>> START Records shown

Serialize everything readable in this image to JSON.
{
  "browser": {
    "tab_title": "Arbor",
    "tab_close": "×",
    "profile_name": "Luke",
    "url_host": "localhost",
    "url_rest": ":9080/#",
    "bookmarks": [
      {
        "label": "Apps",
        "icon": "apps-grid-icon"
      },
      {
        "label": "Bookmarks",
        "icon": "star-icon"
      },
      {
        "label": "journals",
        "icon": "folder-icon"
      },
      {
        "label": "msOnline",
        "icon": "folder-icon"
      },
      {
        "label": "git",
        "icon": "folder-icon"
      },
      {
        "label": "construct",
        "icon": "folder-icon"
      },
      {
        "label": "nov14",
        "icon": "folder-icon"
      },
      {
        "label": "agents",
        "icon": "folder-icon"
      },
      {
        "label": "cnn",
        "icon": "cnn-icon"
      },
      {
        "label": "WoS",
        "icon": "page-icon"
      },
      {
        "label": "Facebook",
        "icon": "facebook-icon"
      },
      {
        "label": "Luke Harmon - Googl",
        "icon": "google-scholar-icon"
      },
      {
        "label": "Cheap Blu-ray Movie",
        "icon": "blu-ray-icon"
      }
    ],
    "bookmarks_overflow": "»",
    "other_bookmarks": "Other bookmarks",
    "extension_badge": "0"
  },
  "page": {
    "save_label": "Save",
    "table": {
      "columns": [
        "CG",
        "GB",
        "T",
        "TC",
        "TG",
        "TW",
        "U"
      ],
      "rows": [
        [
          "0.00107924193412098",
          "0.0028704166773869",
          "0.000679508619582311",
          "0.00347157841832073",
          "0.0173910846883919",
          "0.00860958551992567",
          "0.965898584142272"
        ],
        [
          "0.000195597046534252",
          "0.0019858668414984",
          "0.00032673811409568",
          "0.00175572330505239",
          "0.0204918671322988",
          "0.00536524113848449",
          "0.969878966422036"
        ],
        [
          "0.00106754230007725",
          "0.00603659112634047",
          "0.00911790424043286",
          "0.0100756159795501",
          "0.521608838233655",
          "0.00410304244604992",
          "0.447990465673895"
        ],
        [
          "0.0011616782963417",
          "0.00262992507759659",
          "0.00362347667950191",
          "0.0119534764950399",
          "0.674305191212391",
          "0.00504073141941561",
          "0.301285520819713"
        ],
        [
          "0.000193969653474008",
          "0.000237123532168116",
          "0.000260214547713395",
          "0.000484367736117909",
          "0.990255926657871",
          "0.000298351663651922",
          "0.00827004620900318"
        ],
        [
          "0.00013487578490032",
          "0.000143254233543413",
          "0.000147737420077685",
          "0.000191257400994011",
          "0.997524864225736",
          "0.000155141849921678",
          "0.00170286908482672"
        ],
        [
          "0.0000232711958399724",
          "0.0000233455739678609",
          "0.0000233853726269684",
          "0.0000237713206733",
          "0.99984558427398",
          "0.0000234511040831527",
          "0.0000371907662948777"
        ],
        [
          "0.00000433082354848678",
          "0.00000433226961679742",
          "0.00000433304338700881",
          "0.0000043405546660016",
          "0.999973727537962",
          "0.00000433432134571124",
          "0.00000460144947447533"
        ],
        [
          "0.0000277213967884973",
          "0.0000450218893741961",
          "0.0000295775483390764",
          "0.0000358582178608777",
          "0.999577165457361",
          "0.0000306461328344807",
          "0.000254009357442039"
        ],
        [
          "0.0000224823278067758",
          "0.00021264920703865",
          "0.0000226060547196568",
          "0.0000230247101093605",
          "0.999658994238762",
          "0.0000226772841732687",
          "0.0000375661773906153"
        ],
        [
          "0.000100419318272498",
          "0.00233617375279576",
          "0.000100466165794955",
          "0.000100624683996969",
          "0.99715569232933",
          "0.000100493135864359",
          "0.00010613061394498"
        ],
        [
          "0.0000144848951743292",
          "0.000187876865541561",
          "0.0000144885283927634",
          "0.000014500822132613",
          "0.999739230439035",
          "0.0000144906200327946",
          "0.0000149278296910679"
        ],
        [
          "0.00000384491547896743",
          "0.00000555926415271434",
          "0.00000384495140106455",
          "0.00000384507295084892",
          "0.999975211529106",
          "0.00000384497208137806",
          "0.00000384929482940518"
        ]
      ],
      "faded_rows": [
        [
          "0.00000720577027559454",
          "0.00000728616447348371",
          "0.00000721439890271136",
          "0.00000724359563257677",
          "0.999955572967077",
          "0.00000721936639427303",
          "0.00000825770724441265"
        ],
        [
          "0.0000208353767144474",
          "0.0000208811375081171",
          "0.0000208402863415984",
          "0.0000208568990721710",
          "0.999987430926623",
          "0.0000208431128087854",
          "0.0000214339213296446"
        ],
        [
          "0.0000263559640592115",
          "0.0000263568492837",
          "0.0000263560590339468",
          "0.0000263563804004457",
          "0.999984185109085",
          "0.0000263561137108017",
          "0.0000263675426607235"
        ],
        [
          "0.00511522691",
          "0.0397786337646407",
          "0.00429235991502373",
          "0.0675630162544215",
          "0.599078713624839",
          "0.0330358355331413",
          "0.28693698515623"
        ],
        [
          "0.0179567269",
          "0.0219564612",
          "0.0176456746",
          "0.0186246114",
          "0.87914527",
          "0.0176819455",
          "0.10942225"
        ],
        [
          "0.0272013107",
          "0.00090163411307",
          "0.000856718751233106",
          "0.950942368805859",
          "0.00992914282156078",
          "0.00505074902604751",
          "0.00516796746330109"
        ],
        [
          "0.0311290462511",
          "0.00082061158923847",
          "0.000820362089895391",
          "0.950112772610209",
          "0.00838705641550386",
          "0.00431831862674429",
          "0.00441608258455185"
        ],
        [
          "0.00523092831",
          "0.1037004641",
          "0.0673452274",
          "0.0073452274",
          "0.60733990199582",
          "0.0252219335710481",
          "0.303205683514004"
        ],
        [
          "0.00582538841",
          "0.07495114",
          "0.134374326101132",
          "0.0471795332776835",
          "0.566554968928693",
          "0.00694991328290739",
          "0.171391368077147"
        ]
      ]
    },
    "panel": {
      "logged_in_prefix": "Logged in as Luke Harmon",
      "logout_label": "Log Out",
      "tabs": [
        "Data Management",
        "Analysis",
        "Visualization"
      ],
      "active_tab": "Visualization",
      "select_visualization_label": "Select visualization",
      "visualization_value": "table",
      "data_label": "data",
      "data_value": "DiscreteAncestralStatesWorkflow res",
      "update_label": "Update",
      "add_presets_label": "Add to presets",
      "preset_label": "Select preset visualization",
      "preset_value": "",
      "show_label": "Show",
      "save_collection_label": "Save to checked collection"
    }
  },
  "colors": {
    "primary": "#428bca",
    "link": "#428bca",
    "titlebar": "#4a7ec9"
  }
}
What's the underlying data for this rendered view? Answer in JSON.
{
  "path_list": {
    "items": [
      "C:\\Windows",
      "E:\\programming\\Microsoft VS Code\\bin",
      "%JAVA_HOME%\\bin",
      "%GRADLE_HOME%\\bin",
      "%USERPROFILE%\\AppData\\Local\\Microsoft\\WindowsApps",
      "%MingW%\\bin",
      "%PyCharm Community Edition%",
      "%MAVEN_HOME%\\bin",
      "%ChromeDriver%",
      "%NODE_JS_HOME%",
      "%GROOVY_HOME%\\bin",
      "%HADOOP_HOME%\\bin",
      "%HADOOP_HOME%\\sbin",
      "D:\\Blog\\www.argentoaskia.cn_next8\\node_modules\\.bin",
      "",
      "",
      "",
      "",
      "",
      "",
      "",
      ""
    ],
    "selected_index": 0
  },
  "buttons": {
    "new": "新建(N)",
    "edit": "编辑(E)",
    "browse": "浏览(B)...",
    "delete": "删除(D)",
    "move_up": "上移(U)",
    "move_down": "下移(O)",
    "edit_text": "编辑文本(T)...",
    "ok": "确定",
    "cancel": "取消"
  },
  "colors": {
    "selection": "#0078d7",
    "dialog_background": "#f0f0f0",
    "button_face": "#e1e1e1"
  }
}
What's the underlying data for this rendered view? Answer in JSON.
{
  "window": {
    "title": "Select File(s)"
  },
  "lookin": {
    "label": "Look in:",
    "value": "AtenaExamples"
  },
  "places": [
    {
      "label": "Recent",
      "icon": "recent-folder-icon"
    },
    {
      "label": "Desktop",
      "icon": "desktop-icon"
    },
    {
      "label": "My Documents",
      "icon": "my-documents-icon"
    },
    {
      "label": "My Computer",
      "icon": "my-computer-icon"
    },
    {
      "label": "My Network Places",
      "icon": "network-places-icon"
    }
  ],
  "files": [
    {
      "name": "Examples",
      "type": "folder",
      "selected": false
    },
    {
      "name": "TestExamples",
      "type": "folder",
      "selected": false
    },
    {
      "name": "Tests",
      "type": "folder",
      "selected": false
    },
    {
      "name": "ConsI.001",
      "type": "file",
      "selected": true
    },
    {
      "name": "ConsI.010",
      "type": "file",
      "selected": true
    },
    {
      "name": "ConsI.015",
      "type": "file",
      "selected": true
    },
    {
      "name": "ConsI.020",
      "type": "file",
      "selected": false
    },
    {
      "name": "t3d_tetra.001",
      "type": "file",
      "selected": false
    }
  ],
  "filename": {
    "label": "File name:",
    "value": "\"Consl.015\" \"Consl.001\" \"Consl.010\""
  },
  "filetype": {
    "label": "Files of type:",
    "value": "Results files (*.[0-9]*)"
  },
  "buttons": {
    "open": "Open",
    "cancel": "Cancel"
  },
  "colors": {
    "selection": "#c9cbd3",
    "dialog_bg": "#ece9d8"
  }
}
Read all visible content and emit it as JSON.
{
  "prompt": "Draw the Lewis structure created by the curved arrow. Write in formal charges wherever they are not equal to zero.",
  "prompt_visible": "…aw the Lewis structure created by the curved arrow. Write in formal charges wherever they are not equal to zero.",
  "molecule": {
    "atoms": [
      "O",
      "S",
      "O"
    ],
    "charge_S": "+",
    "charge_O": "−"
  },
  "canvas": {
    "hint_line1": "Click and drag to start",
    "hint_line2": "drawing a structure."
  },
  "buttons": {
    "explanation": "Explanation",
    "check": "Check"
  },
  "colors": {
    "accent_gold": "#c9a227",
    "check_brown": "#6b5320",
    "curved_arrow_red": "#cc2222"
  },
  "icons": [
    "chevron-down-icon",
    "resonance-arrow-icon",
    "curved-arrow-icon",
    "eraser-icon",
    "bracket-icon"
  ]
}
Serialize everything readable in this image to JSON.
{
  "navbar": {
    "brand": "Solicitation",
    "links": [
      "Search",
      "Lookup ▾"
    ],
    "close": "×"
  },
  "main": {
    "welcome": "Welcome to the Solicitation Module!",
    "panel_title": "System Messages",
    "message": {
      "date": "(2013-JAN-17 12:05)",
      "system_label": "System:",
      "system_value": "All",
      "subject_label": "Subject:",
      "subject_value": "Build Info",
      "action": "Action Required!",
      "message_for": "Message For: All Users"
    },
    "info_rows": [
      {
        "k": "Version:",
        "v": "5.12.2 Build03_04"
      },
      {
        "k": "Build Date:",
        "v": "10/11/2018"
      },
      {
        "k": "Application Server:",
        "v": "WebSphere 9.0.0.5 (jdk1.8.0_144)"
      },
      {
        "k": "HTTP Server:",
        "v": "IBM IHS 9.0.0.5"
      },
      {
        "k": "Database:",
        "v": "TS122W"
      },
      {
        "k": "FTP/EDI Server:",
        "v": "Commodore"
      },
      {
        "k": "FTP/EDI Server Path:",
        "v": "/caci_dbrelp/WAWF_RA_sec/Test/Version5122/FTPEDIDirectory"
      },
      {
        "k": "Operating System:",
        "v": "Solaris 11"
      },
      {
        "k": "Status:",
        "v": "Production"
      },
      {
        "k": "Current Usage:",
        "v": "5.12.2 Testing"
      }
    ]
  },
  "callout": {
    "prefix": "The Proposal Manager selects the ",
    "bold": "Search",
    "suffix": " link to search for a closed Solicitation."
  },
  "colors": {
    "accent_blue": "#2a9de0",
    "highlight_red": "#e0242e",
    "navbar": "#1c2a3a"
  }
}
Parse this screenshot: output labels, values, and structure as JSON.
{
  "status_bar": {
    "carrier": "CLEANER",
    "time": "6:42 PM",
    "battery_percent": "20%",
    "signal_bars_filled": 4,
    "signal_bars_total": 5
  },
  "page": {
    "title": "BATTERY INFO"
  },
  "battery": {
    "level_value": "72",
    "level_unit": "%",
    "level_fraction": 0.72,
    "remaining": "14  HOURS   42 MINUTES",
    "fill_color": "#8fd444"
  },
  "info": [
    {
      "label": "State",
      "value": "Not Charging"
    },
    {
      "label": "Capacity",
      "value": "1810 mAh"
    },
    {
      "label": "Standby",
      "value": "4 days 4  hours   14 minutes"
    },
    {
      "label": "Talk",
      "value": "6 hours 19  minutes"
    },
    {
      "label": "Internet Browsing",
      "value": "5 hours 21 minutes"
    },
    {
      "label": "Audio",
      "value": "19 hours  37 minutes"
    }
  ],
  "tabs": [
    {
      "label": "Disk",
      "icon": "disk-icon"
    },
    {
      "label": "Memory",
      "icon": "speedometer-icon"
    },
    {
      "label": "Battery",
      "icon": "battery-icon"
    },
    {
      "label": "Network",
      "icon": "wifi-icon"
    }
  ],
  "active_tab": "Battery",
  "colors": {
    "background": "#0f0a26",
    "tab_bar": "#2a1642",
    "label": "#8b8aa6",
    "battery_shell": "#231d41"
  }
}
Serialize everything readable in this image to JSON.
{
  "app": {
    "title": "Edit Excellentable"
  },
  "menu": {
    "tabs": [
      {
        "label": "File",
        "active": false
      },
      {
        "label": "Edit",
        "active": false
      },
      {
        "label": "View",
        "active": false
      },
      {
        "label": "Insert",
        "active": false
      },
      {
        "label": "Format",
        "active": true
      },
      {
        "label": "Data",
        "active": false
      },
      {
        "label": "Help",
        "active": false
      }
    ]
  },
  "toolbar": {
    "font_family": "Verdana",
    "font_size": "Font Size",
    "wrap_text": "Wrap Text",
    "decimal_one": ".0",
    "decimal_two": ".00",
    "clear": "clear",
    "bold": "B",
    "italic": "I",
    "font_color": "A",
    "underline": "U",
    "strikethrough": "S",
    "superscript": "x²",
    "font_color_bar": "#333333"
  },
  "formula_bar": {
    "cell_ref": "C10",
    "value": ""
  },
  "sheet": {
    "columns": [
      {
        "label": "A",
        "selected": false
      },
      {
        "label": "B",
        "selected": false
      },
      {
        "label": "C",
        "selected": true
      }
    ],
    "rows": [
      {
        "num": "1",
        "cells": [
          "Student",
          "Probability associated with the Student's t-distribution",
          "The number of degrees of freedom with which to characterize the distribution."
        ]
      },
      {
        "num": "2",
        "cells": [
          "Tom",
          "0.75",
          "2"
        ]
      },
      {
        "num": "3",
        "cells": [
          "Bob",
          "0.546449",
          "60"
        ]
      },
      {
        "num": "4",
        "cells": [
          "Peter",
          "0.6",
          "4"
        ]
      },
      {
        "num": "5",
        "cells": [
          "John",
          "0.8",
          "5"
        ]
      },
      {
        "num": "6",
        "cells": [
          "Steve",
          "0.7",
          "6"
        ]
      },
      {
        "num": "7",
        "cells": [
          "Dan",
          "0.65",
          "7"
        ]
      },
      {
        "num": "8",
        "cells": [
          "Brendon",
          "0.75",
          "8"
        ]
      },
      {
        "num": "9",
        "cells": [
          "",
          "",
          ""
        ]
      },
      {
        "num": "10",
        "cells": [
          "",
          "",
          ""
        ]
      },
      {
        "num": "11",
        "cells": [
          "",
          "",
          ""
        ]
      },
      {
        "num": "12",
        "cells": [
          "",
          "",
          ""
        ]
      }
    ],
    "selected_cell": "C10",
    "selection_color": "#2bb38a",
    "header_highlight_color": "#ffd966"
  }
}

>> END Records shown

=== Task objective ===
Which lines include "zero"? Copy each of them out.

=== The solution ===
  "prompt": "Draw the Lewis structure created by the curved arrow. Write in formal charges wherever they are not equal to zero.",
  "prompt_visible": "…aw the Lewis structure created by the curved arrow. Write in formal charges wherever they are not equal to zero.",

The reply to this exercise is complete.